EXERCISE DESCRIPTION
How many lines in these records hold the string "Environment"? State only that number.
## START PROVIDED RECORDS
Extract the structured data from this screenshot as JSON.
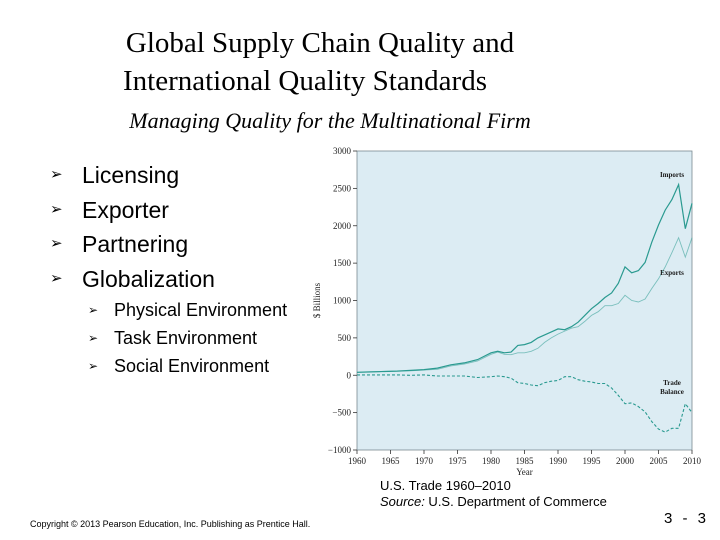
{
  "slide": {
    "title_line1": "Global Supply Chain  Quality and",
    "title_line2": "International Quality Standards",
    "subtitle": "Managing Quality for the Multinational Firm",
    "bullets": [
      "Licensing",
      "Exporter",
      "Partnering",
      "Globalization"
    ],
    "sub_bullets": [
      "Physical Environment",
      "Task Environment",
      "Social Environment"
    ],
    "arrow_glyph": "➢",
    "caption_line1": "U.S. Trade 1960–2010",
    "caption_source_label": "Source:",
    "caption_source_text": " U.S. Department of Commerce",
    "copyright": "Copyright © 2013 Pearson Education, Inc. Publishing as Prentice Hall.",
    "page_number": "3 - 3"
  },
  "chart_data": {
    "type": "line",
    "xlabel": "Year",
    "ylabel": "$ Billions",
    "xlim": [
      1960,
      2010
    ],
    "ylim": [
      -1000,
      3000
    ],
    "x_ticks": [
      1960,
      1965,
      1970,
      1975,
      1980,
      1985,
      1990,
      1995,
      2000,
      2005,
      2010
    ],
    "y_ticks": [
      -1000,
      -500,
      0,
      500,
      1000,
      1500,
      2000,
      2500,
      3000
    ],
    "y_tick_labels": [
      "−1000",
      "−500",
      "0",
      "500",
      "1000",
      "1500",
      "2000",
      "2500",
      "3000"
    ],
    "grid": false,
    "colors": {
      "background": "#dcecf3",
      "line": "#2a9a90"
    },
    "series": [
      {
        "name": "Imports",
        "x": [
          1960,
          1962,
          1964,
          1966,
          1968,
          1970,
          1972,
          1974,
          1976,
          1978,
          1980,
          1981,
          1982,
          1983,
          1984,
          1985,
          1986,
          1987,
          1988,
          1989,
          1990,
          1991,
          1992,
          1993,
          1994,
          1995,
          1996,
          1997,
          1998,
          1999,
          2000,
          2001,
          2002,
          2003,
          2004,
          2005,
          2006,
          2007,
          2008,
          2009,
          2010
        ],
        "values": [
          40,
          45,
          50,
          55,
          65,
          75,
          95,
          140,
          165,
          210,
          300,
          320,
          300,
          310,
          400,
          410,
          440,
          500,
          540,
          580,
          620,
          610,
          650,
          710,
          800,
          890,
          960,
          1040,
          1100,
          1230,
          1450,
          1370,
          1400,
          1510,
          1780,
          2010,
          2210,
          2350,
          2550,
          1960,
          2300
        ]
      },
      {
        "name": "Exports",
        "x": [
          1960,
          1962,
          1964,
          1966,
          1968,
          1970,
          1972,
          1974,
          1976,
          1978,
          1980,
          1981,
          1982,
          1983,
          1984,
          1985,
          1986,
          1987,
          1988,
          1989,
          1990,
          1991,
          1992,
          1993,
          1994,
          1995,
          1996,
          1997,
          1998,
          1999,
          2000,
          2001,
          2002,
          2003,
          2004,
          2005,
          2006,
          2007,
          2008,
          2009,
          2010
        ],
        "values": [
          40,
          45,
          50,
          55,
          60,
          70,
          80,
          125,
          150,
          190,
          280,
          310,
          280,
          275,
          300,
          300,
          320,
          360,
          440,
          500,
          550,
          590,
          630,
          650,
          720,
          800,
          850,
          930,
          930,
          960,
          1070,
          1000,
          980,
          1020,
          1160,
          1290,
          1450,
          1640,
          1840,
          1580,
          1840
        ]
      },
      {
        "name": "Trade Balance",
        "x": [
          1960,
          1962,
          1964,
          1966,
          1968,
          1970,
          1972,
          1974,
          1976,
          1978,
          1980,
          1981,
          1982,
          1983,
          1984,
          1985,
          1986,
          1987,
          1988,
          1989,
          1990,
          1991,
          1992,
          1993,
          1994,
          1995,
          1996,
          1997,
          1998,
          1999,
          2000,
          2001,
          2002,
          2003,
          2004,
          2005,
          2006,
          2007,
          2008,
          2009,
          2010
        ],
        "values": [
          5,
          5,
          5,
          5,
          0,
          5,
          -10,
          -10,
          -10,
          -30,
          -20,
          -10,
          -20,
          -40,
          -100,
          -110,
          -130,
          -140,
          -100,
          -80,
          -70,
          -20,
          -20,
          -60,
          -80,
          -90,
          -110,
          -110,
          -170,
          -270,
          -380,
          -370,
          -420,
          -490,
          -620,
          -720,
          -760,
          -710,
          -710,
          -380,
          -500
        ]
      }
    ],
    "annotations": [
      "Imports",
      "Exports",
      "Trade Balance"
    ]
  }
}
## END PROVIDED RECORDS
TASK RESPONSE
3